● OBJECTIVE
Retype the full set of records. Keep every character identical.

═════ DATA TO PROCESS ═════

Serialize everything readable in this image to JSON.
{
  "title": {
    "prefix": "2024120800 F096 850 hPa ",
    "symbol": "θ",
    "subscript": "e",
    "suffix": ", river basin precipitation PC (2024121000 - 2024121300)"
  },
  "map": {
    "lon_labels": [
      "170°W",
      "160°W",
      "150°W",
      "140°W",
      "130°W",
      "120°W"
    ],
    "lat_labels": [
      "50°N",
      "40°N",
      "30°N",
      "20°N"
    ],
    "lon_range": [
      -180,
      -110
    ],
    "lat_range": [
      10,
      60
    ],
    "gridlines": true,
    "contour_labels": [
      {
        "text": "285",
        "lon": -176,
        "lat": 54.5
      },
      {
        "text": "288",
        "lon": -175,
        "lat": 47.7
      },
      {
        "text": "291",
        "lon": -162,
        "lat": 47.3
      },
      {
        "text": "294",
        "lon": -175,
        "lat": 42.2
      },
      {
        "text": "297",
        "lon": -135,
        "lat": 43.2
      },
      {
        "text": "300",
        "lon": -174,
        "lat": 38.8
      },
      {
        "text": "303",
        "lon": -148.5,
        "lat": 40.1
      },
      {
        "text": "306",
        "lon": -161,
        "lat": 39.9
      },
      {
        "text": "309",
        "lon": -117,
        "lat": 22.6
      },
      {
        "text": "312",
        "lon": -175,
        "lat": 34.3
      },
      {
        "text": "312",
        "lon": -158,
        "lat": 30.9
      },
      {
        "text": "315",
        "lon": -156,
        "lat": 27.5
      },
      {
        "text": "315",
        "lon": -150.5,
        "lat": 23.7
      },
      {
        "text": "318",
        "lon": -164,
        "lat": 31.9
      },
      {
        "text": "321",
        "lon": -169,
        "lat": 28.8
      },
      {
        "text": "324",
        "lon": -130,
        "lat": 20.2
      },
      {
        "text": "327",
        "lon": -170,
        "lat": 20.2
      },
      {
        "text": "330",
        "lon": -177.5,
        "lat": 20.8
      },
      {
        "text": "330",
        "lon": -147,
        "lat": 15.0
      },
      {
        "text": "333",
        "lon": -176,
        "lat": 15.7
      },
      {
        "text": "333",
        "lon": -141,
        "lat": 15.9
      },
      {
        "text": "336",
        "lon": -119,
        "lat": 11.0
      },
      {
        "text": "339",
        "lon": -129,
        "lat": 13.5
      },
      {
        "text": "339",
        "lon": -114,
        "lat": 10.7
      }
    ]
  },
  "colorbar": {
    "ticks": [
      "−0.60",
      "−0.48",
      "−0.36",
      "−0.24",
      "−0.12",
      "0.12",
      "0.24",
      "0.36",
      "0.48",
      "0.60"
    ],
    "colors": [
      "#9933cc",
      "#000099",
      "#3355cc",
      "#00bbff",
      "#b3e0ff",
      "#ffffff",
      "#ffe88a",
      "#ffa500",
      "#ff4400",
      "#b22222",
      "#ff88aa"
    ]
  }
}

═════

● EXPECTED ANSWER
Serialize everything readable in this image to JSON.
{
  "title": {
    "prefix": "2024120800 F096 850 hPa ",
    "symbol": "θ",
    "subscript": "e",
    "suffix": ", river basin precipitation PC (2024121000 - 2024121300)"
  },
  "map": {
    "lon_labels": [
      "170°W",
      "160°W",
      "150°W",
      "140°W",
      "130°W",
      "120°W"
    ],
    "lat_labels": [
      "50°N",
      "40°N",
      "30°N",
      "20°N"
    ],
    "lon_range": [
      -180,
      -110
    ],
    "lat_range": [
      10,
      60
    ],
    "gridlines": true,
    "contour_labels": [
      {
        "text": "285",
        "lon": -176,
        "lat": 54.5
      },
      {
        "text": "288",
        "lon": -175,
        "lat": 47.7
      },
      {
        "text": "291",
        "lon": -162,
        "lat": 47.3
      },
      {
        "text": "294",
        "lon": -175,
        "lat": 42.2
      },
      {
        "text": "297",
        "lon": -135,
        "lat": 43.2
      },
      {
        "text": "300",
        "lon": -174,
        "lat": 38.8
      },
      {
        "text": "303",
        "lon": -148.5,
        "lat": 40.1
      },
      {
        "text": "306",
        "lon": -161,
        "lat": 39.9
      },
      {
        "text": "309",
        "lon": -117,
        "lat": 22.6
      },
      {
        "text": "312",
        "lon": -175,
        "lat": 34.3
      },
      {
        "text": "312",
        "lon": -158,
        "lat": 30.9
      },
      {
        "text": "315",
        "lon": -156,
        "lat": 27.5
      },
      {
        "text": "315",
        "lon": -150.5,
        "lat": 23.7
      },
      {
        "text": "318",
        "lon": -164,
        "lat": 31.9
      },
      {
        "text": "321",
        "lon": -169,
        "lat": 28.8
      },
      {
        "text": "324",
        "lon": -130,
        "lat": 20.2
      },
      {
        "text": "327",
        "lon": -170,
        "lat": 20.2
      },
      {
        "text": "330",
        "lon": -177.5,
        "lat": 20.8
      },
      {
        "text": "330",
        "lon": -147,
        "lat": 15.0
      },
      {
        "text": "333",
        "lon": -176,
        "lat": 15.7
      },
      {
        "text": "333",
        "lon": -141,
        "lat": 15.9
      },
      {
        "text": "336",
        "lon": -119,
        "lat": 11.0
      },
      {
        "text": "339",
        "lon": -129,
        "lat": 13.5
      },
      {
        "text": "339",
        "lon": -114,
        "lat": 10.7
      }
    ]
  },
  "colorbar": {
    "ticks": [
      "−0.60",
      "−0.48",
      "−0.36",
      "−0.24",
      "−0.12",
      "0.12",
      "0.24",
      "0.36",
      "0.48",
      "0.60"
    ],
    "colors": [
      "#9933cc",
      "#000099",
      "#3355cc",
      "#00bbff",
      "#b3e0ff",
      "#ffffff",
      "#ffe88a",
      "#ffa500",
      "#ff4400",
      "#b22222",
      "#ff88aa"
    ]
  }
}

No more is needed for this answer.